--- Start of TEXT PASSAGE ---
No, this does not mean anyone or everyone is not up to par this year (although this was my favorite guess at what the Dyson Effect is… thinking through what a Dyson does…). The Dyson Effect simply means that many applicants see themselves in a vacuum. To be fair, this happens every year.
In other words I get a good deal of the following. “Dear Spivey, I am a law school applicant from Western State with a LSAC computed uGPA of 3.5 and a 167 LSAT. Can you tell me if I will get into Eastern State or what my chances are?” My answer is, I do not know because I do not have the data that Eastern State (which is a great law school) has. I have past data, that is self reported by applicants, and you can too at lawschoolnumbers. And I have sparse, current data at lawschoolnumbers that may (probably is) or may not be reflective of the applicant pool in general this year. But what we do not know, and what is critically important, is where does Eastern Law sit at this moment with their median LSAT and uGPA, how many total applicants do they have, what have they forecasted and thus are shooting for? We can make guesses, but the earlier in the cycle it is, the less we know. And thus we do not know, given all these variables and more, where your data point rests among the others.
--- End of TEXT PASSAGE ---
◆ **GIVEN EXERCISE A**: In the passage on the Dyson Effect, what does the Dyson Effect mean?
◆ **GIVEN EXERCISE B**: Say whether each statement agrees with the passage on the Dyson Effect, answering yes or no and quoting the words that decide it. (i) The Dyson Effect happens every year. (ii) The writer can tell the applicant with a 3.5 and a 167 LSAT whether they will get into Eastern State. (iii) The earlier it is in the cycle, the more is known.
◆ **GIVEN EXERCISE C**: Reproduce word for word the part of the passage on the Dyson Effect starting at "No, this does" and ending at "happens every year.".
--- Start of MATERIAL PROVIDED ---
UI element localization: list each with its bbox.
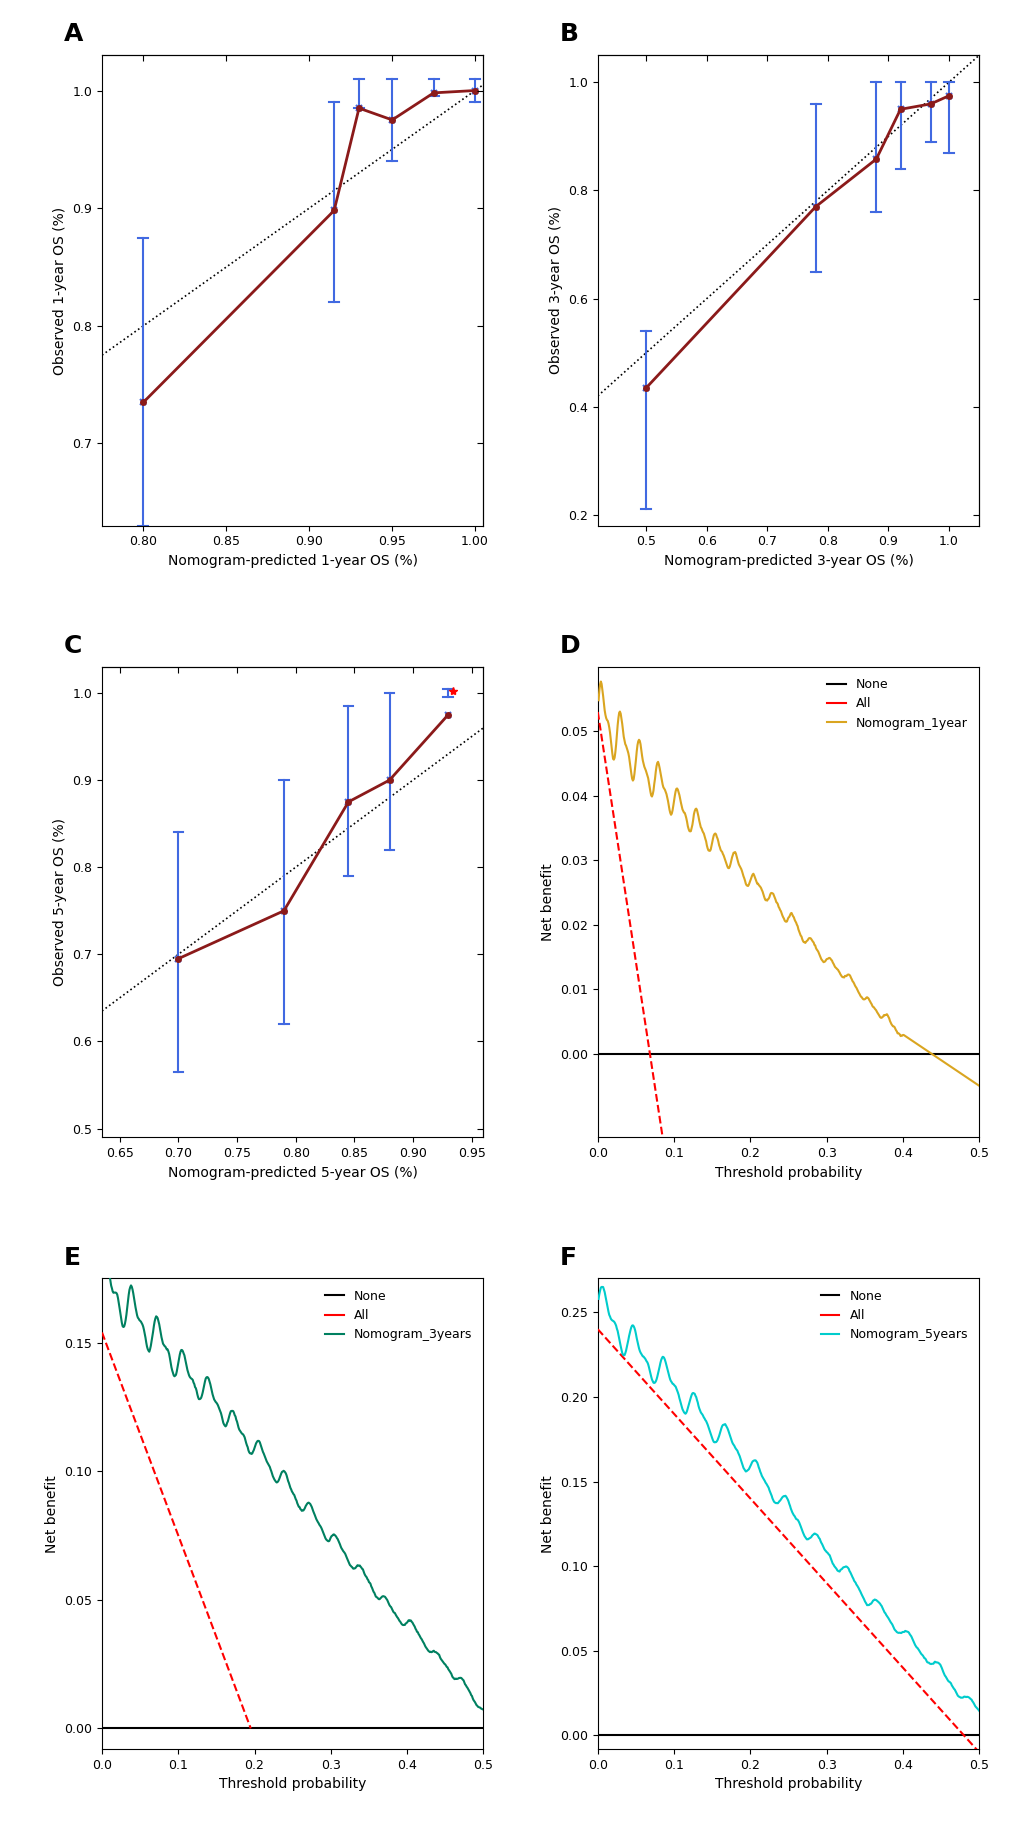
--- End of MATERIAL PROVIDED ---
◆ **FULL OUTPUT A**: It means that many applicants see themselves in a vacuum.

◆ **FULL OUTPUT B**:
(i) Yes: "To be fair, this happens every year."
(ii) No: "I do not know because I do not have the data that Eastern State (which is a great law school) has."
(iii) No: "the earlier in the cycle it is, the less we know."

◆ **FULL OUTPUT C**:
No, this does not mean anyone or everyone is not up to par this year (although this was my favorite guess at what the Dyson Effect is… thinking through what a Dyson does…). The Dyson Effect simply means that many applicants see themselves in a vacuum. To be fair, this happens every year.